Retype the stretch from "versioning-icon [11,482,29,500]" through "svg-text:?: ? [17,367,23,378]" word for word.

* _Layout dataset entries_
******************************

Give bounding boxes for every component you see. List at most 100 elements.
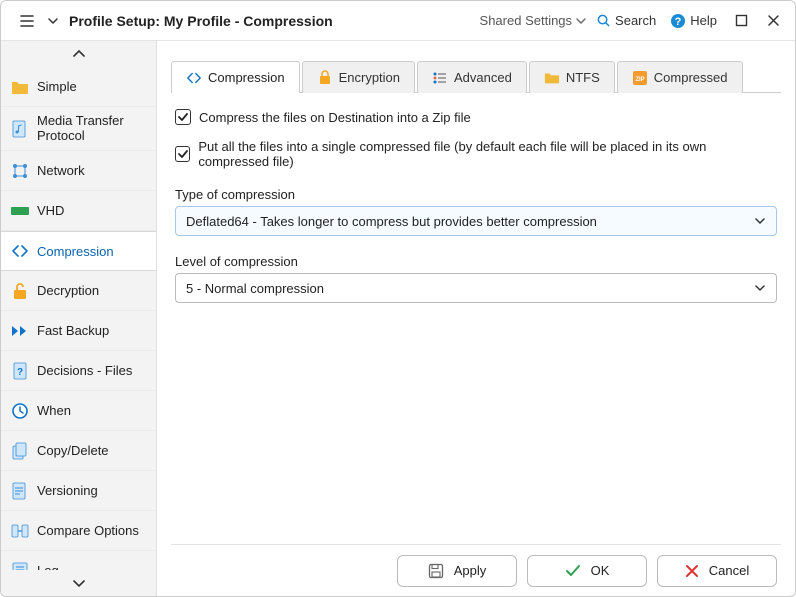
versioning-icon [11,482,29,500]
log-icon [11,562,29,571]
tab-label: Advanced [454,70,512,85]
single-file-checkbox-label: Put all the files into a single compress… [198,139,777,169]
check-icon [565,564,581,578]
sidebar-item-log[interactable]: Log [1,551,156,570]
sidebar-item-label: Copy/Delete [37,443,109,458]
tab-compressed[interactable]: ZIP Compressed [617,61,743,93]
compare-icon [11,522,29,540]
sidebar-item-label: Fast Backup [37,323,109,338]
tab-compression[interactable]: Compression [171,61,300,93]
sidebar-item-vhd[interactable]: VHD [1,191,156,231]
compress-checkbox-label: Compress the files on Destination into a… [199,110,471,125]
ok-button[interactable]: OK [527,555,647,587]
select-value: Deflated64 - Takes longer to compress bu… [186,214,597,229]
close-icon [685,564,699,578]
tab-label: Compression [208,70,285,85]
tab-bar: Compression Encryption Advanced NTFS ZIP… [171,47,781,93]
folder-icon [11,78,29,96]
svg-text:?: ? [675,16,682,28]
compress-checkbox-row: Compress the files on Destination into a… [175,109,777,125]
save-icon [428,563,444,579]
shared-settings-label: Shared Settings [480,13,573,28]
search-label: Search [615,13,656,28]
titlebar: Profile Setup: My Profile - Compression … [1,1,795,41]
sidebar-item-label: Decisions - Files [37,363,132,378]
network-icon [11,162,29,180]
chevron-down-icon [754,215,766,227]
single-file-checkbox-row: Put all the files into a single compress… [175,139,777,169]
tab-label: Compressed [654,70,728,85]
search-icon [596,13,611,28]
folder-icon [544,70,560,86]
sidebar-item-label: Compression [37,244,114,259]
sidebar-item-when[interactable]: When [1,391,156,431]
sidebar-item-media-transfer[interactable]: Media Transfer Protocol [1,107,156,151]
shared-settings-button[interactable]: Shared Settings [480,13,587,28]
button-label: Cancel [709,563,749,578]
level-of-compression-label: Level of compression [175,254,777,269]
sidebar-item-label: Compare Options [37,523,139,538]
sidebar-scroll-up[interactable] [1,41,156,67]
sidebar-item-label: Log [37,563,59,570]
button-label: Apply [454,563,487,578]
svg-text:?: ? [17,367,23,378]
compress-checkbox[interactable] [175,109,191,125]
window: Profile Setup: My Profile - Compression … [0,0,796,597]
sidebar-item-label: Simple [37,79,77,94]
copy-icon [11,442,29,460]
sidebar-item-label: Decryption [37,283,99,298]
lock-icon [317,70,333,86]
sidebar-item-versioning[interactable]: Versioning [1,471,156,511]
compress-icon [11,242,29,260]
unlock-icon [11,282,29,300]
tab-encryption[interactable]: Encryption [302,61,415,93]
music-file-icon [11,120,29,138]
type-of-compression-select[interactable]: Deflated64 - Takes longer to compress bu… [175,206,777,236]
sidebar-item-decryption[interactable]: Decryption [1,271,156,311]
cancel-button[interactable]: Cancel [657,555,777,587]
sidebar-scroll-down[interactable] [1,570,156,596]
sidebar-item-label: Network [37,163,85,178]
sidebar-item-simple[interactable]: Simple [1,67,156,107]
chevron-down-icon[interactable] [43,5,63,37]
sidebar-item-copy-delete[interactable]: Copy/Delete [1,431,156,471]
sidebar-item-network[interactable]: Network [1,151,156,191]
sidebar-item-label: When [37,403,71,418]
sidebar-item-label: Versioning [37,483,98,498]
tab-label: NTFS [566,70,600,85]
sidebar-item-fast-backup[interactable]: Fast Backup [1,311,156,351]
sidebar-item-decisions-files[interactable]: ? Decisions - Files [1,351,156,391]
help-label: Help [690,13,717,28]
drive-icon [11,202,29,220]
sidebar-item-label: Media Transfer Protocol [37,114,146,144]
apply-button[interactable]: Apply [397,555,517,587]
close-button[interactable] [757,5,789,37]
button-label: OK [591,563,610,578]
sidebar-item-label: VHD [37,203,64,218]
tab-content: Compress the files on Destination into a… [171,93,781,303]
sidebar-item-compare-options[interactable]: Compare Options [1,511,156,551]
maximize-button[interactable] [725,5,757,37]
clock-icon [11,402,29,420]
compress-icon [186,70,202,86]
tab-advanced[interactable]: Advanced [417,61,527,93]
list-icon [432,70,448,86]
footer-buttons: Apply OK Cancel [171,544,781,596]
sidebar-item-compression[interactable]: Compression [1,231,156,271]
search-button[interactable]: Search [596,13,656,28]
sidebar: Simple Media Transfer Protocol Network V… [1,41,157,596]
main-panel: Compression Encryption Advanced NTFS ZIP… [157,41,795,596]
hamburger-menu-button[interactable] [11,5,43,37]
tab-ntfs[interactable]: NTFS [529,61,615,93]
sidebar-items: Simple Media Transfer Protocol Network V… [1,67,156,570]
tab-label: Encryption [339,70,400,85]
zip-icon: ZIP [632,70,648,86]
select-value: 5 - Normal compression [186,281,324,296]
help-button[interactable]: ? Help [670,13,717,29]
question-file-icon: ? [11,362,29,380]
level-of-compression-select[interactable]: 5 - Normal compression [175,273,777,303]
window-body: Simple Media Transfer Protocol Network V… [1,41,795,596]
single-file-checkbox[interactable] [175,146,190,162]
type-of-compression-label: Type of compression [175,187,777,202]
svg-text:ZIP: ZIP [635,77,644,83]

******************************

* _Full response_
versioning-icon [11,482,29,500]
log-icon [11,562,29,571]
tab-label: Advanced [454,70,512,85]
single-file-checkbox-label: Put all the files into a single compress… [198,139,777,169]
check-icon [565,564,581,578]
sidebar-item-log[interactable]: Log [1,551,156,570]
sidebar-item-label: Copy/Delete [37,443,109,458]
tab-compressed[interactable]: ZIP Compressed [617,61,743,93]
compare-icon [11,522,29,540]
sidebar-item-label: Fast Backup [37,323,109,338]
tab-compression[interactable]: Compression [171,61,300,93]
sidebar-item-vhd[interactable]: VHD [1,191,156,231]
compress-checkbox-label: Compress the files on Destination into a… [199,110,471,125]
ok-button[interactable]: OK [527,555,647,587]
select-value: Deflated64 - Takes longer to compress bu… [186,214,597,229]
close-icon [685,564,699,578]
tab-label: Compression [208,70,285,85]
tab-bar: Compression Encryption Advanced NTFS ZIP… [171,47,781,93]
folder-icon [11,78,29,96]
svg-text:?: ? [675,16,682,28]
compress-checkbox-row: Compress the files on Destination into a… [175,109,777,125]
save-icon [428,563,444,579]
shared-settings-label: Shared Settings [480,13,573,28]
search-label: Search [615,13,656,28]
titlebar: Profile Setup: My Profile - Compression … [1,1,795,41]
sidebar-item-label: Decisions - Files [37,363,132,378]
network-icon [11,162,29,180]
chevron-down-icon [754,215,766,227]
single-file-checkbox-row: Put all the files into a single compress… [175,139,777,169]
tab-label: Compressed [654,70,728,85]
search-icon [596,13,611,28]
folder-icon [544,70,560,86]
sidebar-item-label: Compression [37,244,114,259]
sidebar-item-when[interactable]: When [1,391,156,431]
sidebar-item-media-transfer[interactable]: Media Transfer Protocol [1,107,156,151]
shared-settings-button[interactable]: Shared Settings [480,13,587,28]
button-label: Cancel [709,563,749,578]
level-of-compression-label: Level of compression [175,254,777,269]
sidebar-item-label: Compare Options [37,523,139,538]
sidebar-scroll-up[interactable] [1,41,156,67]
sidebar-item-label: Log [37,563,59,570]
button-label: Apply [454,563,487,578]
svg-text:?: ? [17,367,23,378]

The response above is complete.